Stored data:
────
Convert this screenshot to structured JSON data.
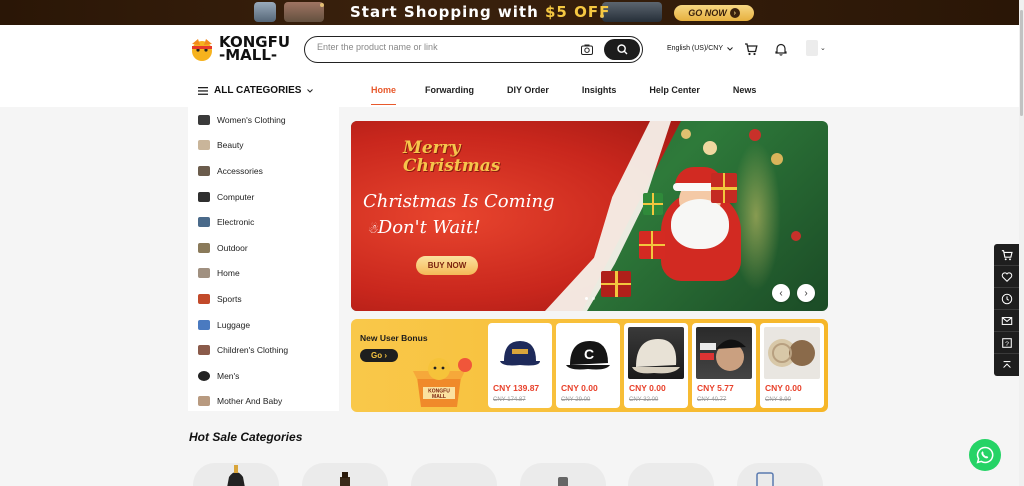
{
  "promo": {
    "text_prefix": "Start Shopping with ",
    "text_highlight": "$5 OFF",
    "cta": "GO NOW"
  },
  "header": {
    "logo_line1": "KONGFU",
    "logo_line2": "-MALL-",
    "search_placeholder": "Enter the product name or link",
    "language": "English (US)/CNY"
  },
  "nav": {
    "all_categories": "ALL CATEGORIES",
    "items": [
      "Home",
      "Forwarding",
      "DIY Order",
      "Insights",
      "Help Center",
      "News"
    ],
    "active": "Home"
  },
  "categories": [
    "Women's Clothing",
    "Beauty",
    "Accessories",
    "Computer",
    "Electronic",
    "Outdoor",
    "Home",
    "Sports",
    "Luggage",
    "Children's Clothing",
    "Men's",
    "Mother And Baby"
  ],
  "banner": {
    "merry_line1": "Merry",
    "merry_line2": "Christmas",
    "title_line1": "Christmas Is Coming",
    "title_line2": "Don't Wait!",
    "button": "BUY NOW",
    "prev": "‹",
    "next": "›"
  },
  "bonus": {
    "title": "New User Bonus",
    "go": "Go ›",
    "mascot_line1": "KONGFU",
    "mascot_line2": "MALL",
    "products": [
      {
        "price": "CNY 139.87",
        "old": "CNY 174.87"
      },
      {
        "price": "CNY 0.00",
        "old": "CNY 29.00"
      },
      {
        "price": "CNY 0.00",
        "old": "CNY 32.00"
      },
      {
        "price": "CNY 5.77",
        "old": "CNY 40.77"
      },
      {
        "price": "CNY 0.00",
        "old": "CNY 8.90"
      }
    ]
  },
  "hot_sale": {
    "title": "Hot Sale Categories"
  },
  "colors": {
    "accent": "#e8592c",
    "promo_bg": "#2a1606",
    "bonus_bg": "#f6b628",
    "whatsapp": "#25d366"
  },
  "icons": {
    "header": [
      "cart-icon",
      "bell-icon"
    ],
    "float_bar": [
      "cart-icon",
      "heart-icon",
      "clock-icon",
      "mail-icon",
      "help-icon",
      "back-to-top-icon"
    ]
  }
}
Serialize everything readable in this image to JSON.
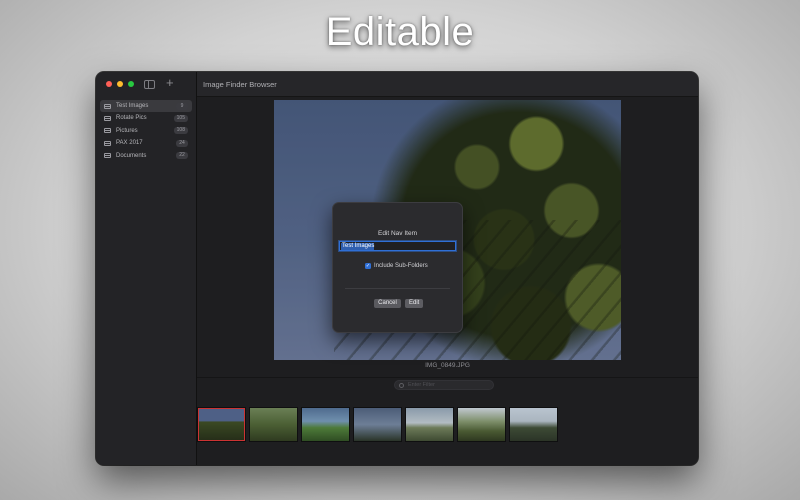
{
  "headline": "Editable",
  "window": {
    "title": "Image Finder Browser"
  },
  "sidebar": {
    "items": [
      {
        "label": "Test Images",
        "count": "9"
      },
      {
        "label": "Rotate Pics",
        "count": "105"
      },
      {
        "label": "Pictures",
        "count": "108"
      },
      {
        "label": "PAX 2017",
        "count": "24"
      },
      {
        "label": "Documents",
        "count": "22"
      }
    ],
    "icons": [
      "sidebar-toggle-icon",
      "add-icon",
      "drive-icon"
    ]
  },
  "viewer": {
    "filename": "IMG_0849.JPG",
    "filter_placeholder": "Enter Filter"
  },
  "dialog": {
    "title": "Edit Nav Item",
    "input_value": "Test Images",
    "checkbox_label": "Include Sub-Folders",
    "checkbox_checked": true,
    "cancel_label": "Cancel",
    "edit_label": "Edit"
  },
  "colors": {
    "accent": "#2f6fd6",
    "window_bg": "#1c1c1e",
    "sidebar_bg": "#232326"
  }
}
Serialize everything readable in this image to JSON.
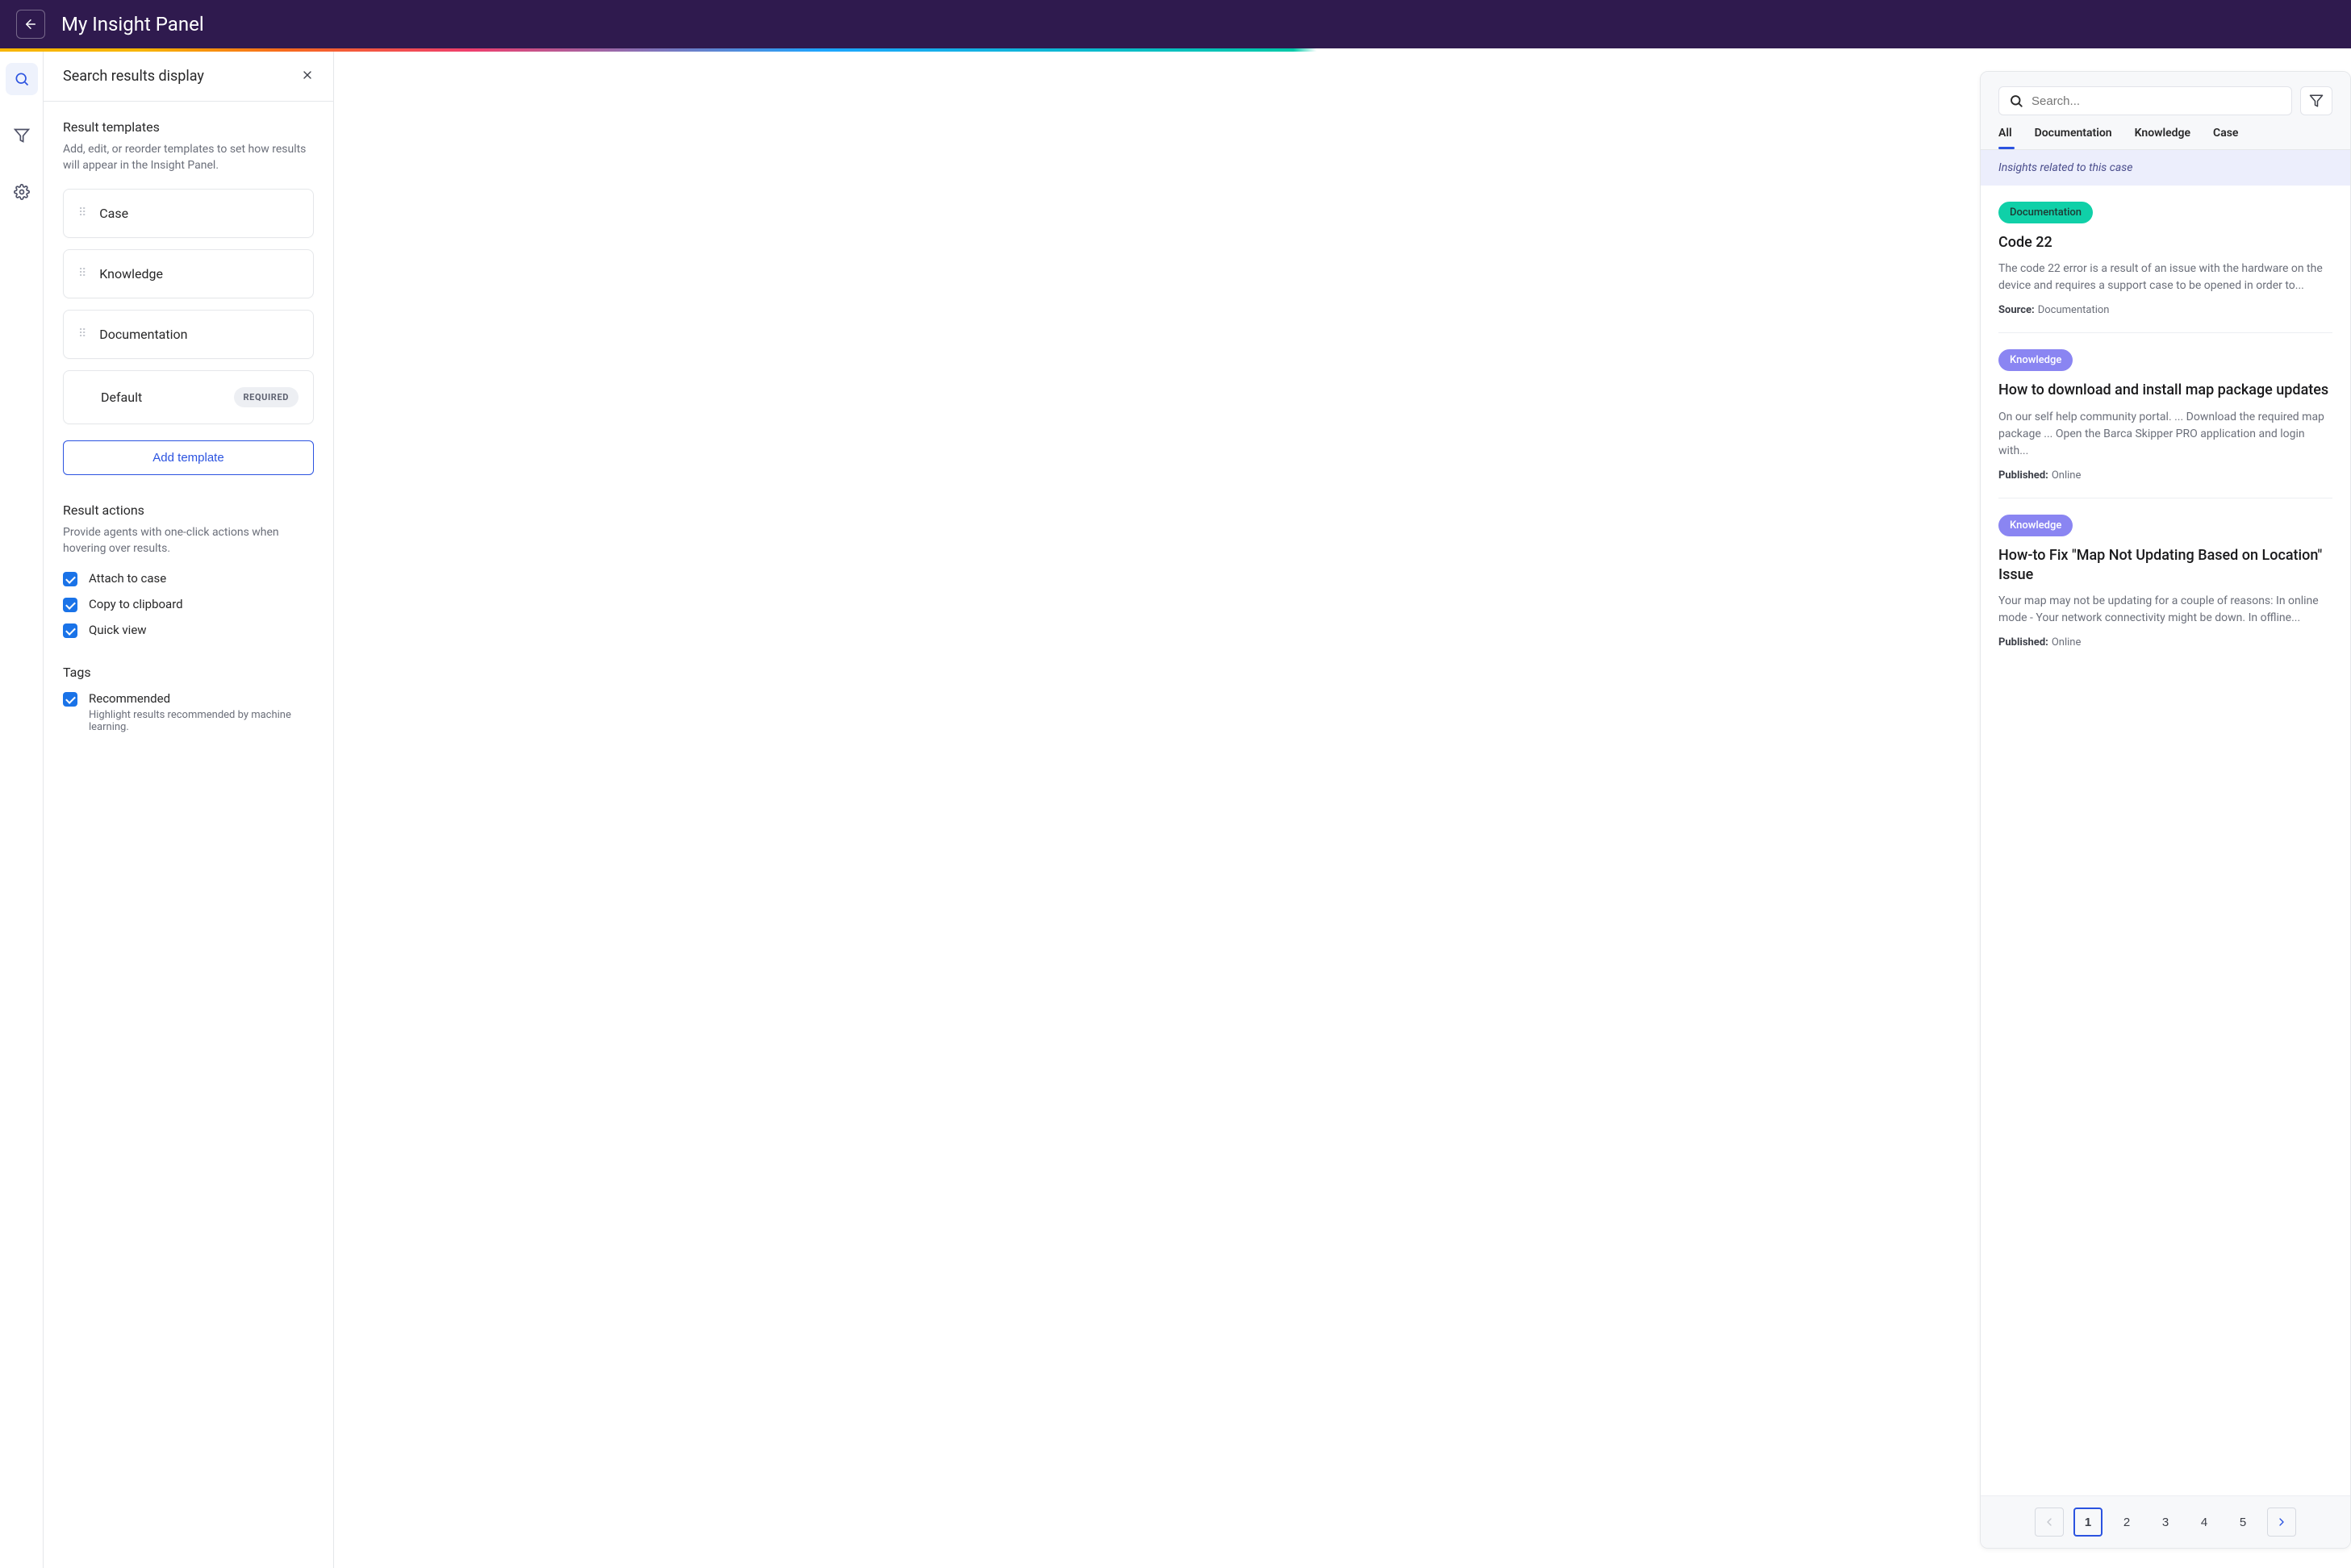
{
  "header": {
    "title": "My Insight Panel"
  },
  "panel": {
    "title": "Search results display",
    "templates_section": {
      "title": "Result templates",
      "desc": "Add, edit, or reorder templates to set how results will appear in the Insight Panel.",
      "items": [
        "Case",
        "Knowledge",
        "Documentation",
        "Default"
      ],
      "required_label": "REQUIRED",
      "add_btn": "Add template"
    },
    "actions_section": {
      "title": "Result actions",
      "desc": "Provide agents with one-click actions when hovering over results.",
      "items": [
        "Attach to case",
        "Copy to clipboard",
        "Quick view"
      ]
    },
    "tags_section": {
      "title": "Tags",
      "item": "Recommended",
      "sub": "Highlight results recommended by machine learning."
    }
  },
  "preview": {
    "search_placeholder": "Search...",
    "tabs": [
      "All",
      "Documentation",
      "Knowledge",
      "Case"
    ],
    "banner": "Insights related to this case",
    "results": [
      {
        "badge": "Documentation",
        "badgeClass": "doc",
        "title": "Code 22",
        "snippet": "The code 22 error is a result of an issue with the hardware on the device and requires a support case to be opened in order to...",
        "metaKey": "Source:",
        "metaVal": "Documentation"
      },
      {
        "badge": "Knowledge",
        "badgeClass": "know",
        "title": "How to download and install map package updates",
        "snippet": "On our self help community portal. ... Download the required map package ... Open the Barca Skipper PRO application and login with...",
        "metaKey": "Published:",
        "metaVal": "Online"
      },
      {
        "badge": "Knowledge",
        "badgeClass": "know",
        "title": "How-to Fix \"Map Not Updating Based on Location\" Issue",
        "snippet": "Your map may not be updating for a couple of reasons: In online mode - Your network connectivity might be down. In offline...",
        "metaKey": "Published:",
        "metaVal": "Online"
      }
    ],
    "pages": [
      "1",
      "2",
      "3",
      "4",
      "5"
    ]
  }
}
────
### YOUR TASK
Restate the listing above word for word, and skip the pictures.

### WRITTEN RESPONSE
Convert this screenshot to structured JSON data.
{
  "promo": {
    "text_prefix": "Start Shopping with ",
    "text_highlight": "$5 OFF",
    "cta": "GO NOW"
  },
  "header": {
    "logo_line1": "KONGFU",
    "logo_line2": "-MALL-",
    "search_placeholder": "Enter the product name or link",
    "language": "English (US)/CNY"
  },
  "nav": {
    "all_categories": "ALL CATEGORIES",
    "items": [
      "Home",
      "Forwarding",
      "DIY Order",
      "Insights",
      "Help Center",
      "News"
    ],
    "active": "Home"
  },
  "categories": [
    "Women's Clothing",
    "Beauty",
    "Accessories",
    "Computer",
    "Electronic",
    "Outdoor",
    "Home",
    "Sports",
    "Luggage",
    "Children's Clothing",
    "Men's",
    "Mother And Baby"
  ],
  "banner": {
    "merry_line1": "Merry",
    "merry_line2": "Christmas",
    "title_line1": "Christmas Is Coming",
    "title_line2": "Don't Wait!",
    "button": "BUY NOW",
    "prev": "‹",
    "next": "›"
  },
  "bonus": {
    "title": "New User Bonus",
    "go": "Go ›",
    "mascot_line1": "KONGFU",
    "mascot_line2": "MALL",
    "products": [
      {
        "price": "CNY 139.87",
        "old": "CNY 174.87"
      },
      {
        "price": "CNY 0.00",
        "old": "CNY 29.00"
      },
      {
        "price": "CNY 0.00",
        "old": "CNY 32.00"
      },
      {
        "price": "CNY 5.77",
        "old": "CNY 40.77"
      },
      {
        "price": "CNY 0.00",
        "old": "CNY 8.90"
      }
    ]
  },
  "hot_sale": {
    "title": "Hot Sale Categories"
  },
  "colors": {
    "accent": "#e8592c",
    "promo_bg": "#2a1606",
    "bonus_bg": "#f6b628",
    "whatsapp": "#25d366"
  },
  "icons": {
    "header": [
      "cart-icon",
      "bell-icon"
    ],
    "float_bar": [
      "cart-icon",
      "heart-icon",
      "clock-icon",
      "mail-icon",
      "help-icon",
      "back-to-top-icon"
    ]
  }
}
Serialize everything readable in this image to JSON.
{
  "headline": "Editable",
  "window": {
    "title": "Image Finder Browser"
  },
  "sidebar": {
    "items": [
      {
        "label": "Test Images",
        "count": "9"
      },
      {
        "label": "Rotate Pics",
        "count": "105"
      },
      {
        "label": "Pictures",
        "count": "108"
      },
      {
        "label": "PAX 2017",
        "count": "24"
      },
      {
        "label": "Documents",
        "count": "22"
      }
    ],
    "icons": [
      "sidebar-toggle-icon",
      "add-icon",
      "drive-icon"
    ]
  },
  "viewer": {
    "filename": "IMG_0849.JPG",
    "filter_placeholder": "Enter Filter"
  },
  "dialog": {
    "title": "Edit Nav Item",
    "input_value": "Test Images",
    "checkbox_label": "Include Sub-Folders",
    "checkbox_checked": true,
    "cancel_label": "Cancel",
    "edit_label": "Edit"
  },
  "colors": {
    "accent": "#2f6fd6",
    "window_bg": "#1c1c1e",
    "sidebar_bg": "#232326"
  }
}
Serialize everything readable in this image to JSON.
{
  "header": {
    "title": "My Insight Panel"
  },
  "panel": {
    "title": "Search results display",
    "templates_section": {
      "title": "Result templates",
      "desc": "Add, edit, or reorder templates to set how results will appear in the Insight Panel.",
      "items": [
        "Case",
        "Knowledge",
        "Documentation",
        "Default"
      ],
      "required_label": "REQUIRED",
      "add_btn": "Add template"
    },
    "actions_section": {
      "title": "Result actions",
      "desc": "Provide agents with one-click actions when hovering over results.",
      "items": [
        "Attach to case",
        "Copy to clipboard",
        "Quick view"
      ]
    },
    "tags_section": {
      "title": "Tags",
      "item": "Recommended",
      "sub": "Highlight results recommended by machine learning."
    }
  },
  "preview": {
    "search_placeholder": "Search...",
    "tabs": [
      "All",
      "Documentation",
      "Knowledge",
      "Case"
    ],
    "banner": "Insights related to this case",
    "results": [
      {
        "badge": "Documentation",
        "badgeClass": "doc",
        "title": "Code 22",
        "snippet": "The code 22 error is a result of an issue with the hardware on the device and requires a support case to be opened in order to...",
        "metaKey": "Source:",
        "metaVal": "Documentation"
      },
      {
        "badge": "Knowledge",
        "badgeClass": "know",
        "title": "How to download and install map package updates",
        "snippet": "On our self help community portal. ... Download the required map package ... Open the Barca Skipper PRO application and login with...",
        "metaKey": "Published:",
        "metaVal": "Online"
      },
      {
        "badge": "Knowledge",
        "badgeClass": "know",
        "title": "How-to Fix \"Map Not Updating Based on Location\" Issue",
        "snippet": "Your map may not be updating for a couple of reasons: In online mode - Your network connectivity might be down. In offline...",
        "metaKey": "Published:",
        "metaVal": "Online"
      }
    ],
    "pages": [
      "1",
      "2",
      "3",
      "4",
      "5"
    ]
  }
}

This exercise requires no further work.